■ GIVEN REQUEST ■
Render the data, from its first line through the line containing "bar bbox=[297, 445, 303, 681]", as a Markdown table with the columns Row and Text. Number each line and leave out any blank lines.

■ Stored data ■
··········
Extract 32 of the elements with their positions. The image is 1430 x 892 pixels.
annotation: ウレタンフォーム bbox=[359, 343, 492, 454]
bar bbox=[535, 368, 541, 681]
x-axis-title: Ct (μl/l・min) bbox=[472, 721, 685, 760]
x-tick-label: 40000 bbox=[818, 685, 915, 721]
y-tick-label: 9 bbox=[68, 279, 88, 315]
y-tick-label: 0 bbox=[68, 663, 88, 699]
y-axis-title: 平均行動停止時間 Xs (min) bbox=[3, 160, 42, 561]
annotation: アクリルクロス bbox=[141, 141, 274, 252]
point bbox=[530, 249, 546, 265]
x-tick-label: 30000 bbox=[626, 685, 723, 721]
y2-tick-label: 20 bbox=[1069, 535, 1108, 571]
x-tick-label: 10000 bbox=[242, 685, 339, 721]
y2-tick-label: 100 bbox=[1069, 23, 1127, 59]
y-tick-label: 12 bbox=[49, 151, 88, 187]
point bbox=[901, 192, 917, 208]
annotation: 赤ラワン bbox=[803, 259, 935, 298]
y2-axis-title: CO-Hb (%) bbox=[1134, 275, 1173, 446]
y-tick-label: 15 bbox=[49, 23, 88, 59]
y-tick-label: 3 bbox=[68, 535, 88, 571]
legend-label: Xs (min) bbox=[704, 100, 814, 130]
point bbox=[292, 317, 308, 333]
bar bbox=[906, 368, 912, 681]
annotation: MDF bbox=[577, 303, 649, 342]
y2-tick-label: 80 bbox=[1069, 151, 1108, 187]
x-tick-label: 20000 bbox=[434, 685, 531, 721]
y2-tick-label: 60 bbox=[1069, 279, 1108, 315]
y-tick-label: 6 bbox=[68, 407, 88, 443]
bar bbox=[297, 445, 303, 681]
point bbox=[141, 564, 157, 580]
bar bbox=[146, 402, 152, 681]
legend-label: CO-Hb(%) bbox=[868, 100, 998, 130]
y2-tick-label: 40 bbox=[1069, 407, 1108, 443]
··········
■ COMPLETE ANSWER ■
| Row | Text |
|---|---|
| 1 | Extract 32 of the elements with their positions. The image is 1430 x 892 pixels. |
| 2 | annotation: ウレタンフォーム bbox=[359, 343, 492, 454] |
| 3 | bar bbox=[535, 368, 541, 681] |
| 4 | x-axis-title: Ct (μl/l・min) bbox=[472, 721, 685, 760] |
| 5 | x-tick-label: 40000 bbox=[818, 685, 915, 721] |
| 6 | y-tick-label: 9 bbox=[68, 279, 88, 315] |
| 7 | y-tick-label: 0 bbox=[68, 663, 88, 699] |
| 8 | y-axis-title: 平均行動停止時間 Xs (min) bbox=[3, 160, 42, 561] |
| 9 | annotation: アクリルクロス bbox=[141, 141, 274, 252] |
| 10 | point bbox=[530, 249, 546, 265] |
| 11 | x-tick-label: 30000 bbox=[626, 685, 723, 721] |
| 12 | y2-tick-label: 20 bbox=[1069, 535, 1108, 571] |
| 13 | x-tick-label: 10000 bbox=[242, 685, 339, 721] |
| 14 | y2-tick-label: 100 bbox=[1069, 23, 1127, 59] |
| 15 | y-tick-label: 12 bbox=[49, 151, 88, 187] |
| 16 | point bbox=[901, 192, 917, 208] |
| 17 | annotation: 赤ラワン bbox=[803, 259, 935, 298] |
| 18 | y2-axis-title: CO-Hb (%) bbox=[1134, 275, 1173, 446] |
| 19 | y-tick-label: 15 bbox=[49, 23, 88, 59] |
| 20 | y-tick-label: 3 bbox=[68, 535, 88, 571] |
| 21 | legend-label: Xs (min) bbox=[704, 100, 814, 130] |
| 22 | point bbox=[292, 317, 308, 333] |
| 23 | bar bbox=[906, 368, 912, 681] |
| 24 | annotation: MDF bbox=[577, 303, 649, 342] |
| 25 | y2-tick-label: 80 bbox=[1069, 151, 1108, 187] |
| 26 | x-tick-label: 20000 bbox=[434, 685, 531, 721] |
| 27 | y2-tick-label: 60 bbox=[1069, 279, 1108, 315] |
| 28 | y-tick-label: 6 bbox=[68, 407, 88, 443] |
| 29 | bar bbox=[297, 445, 303, 681] |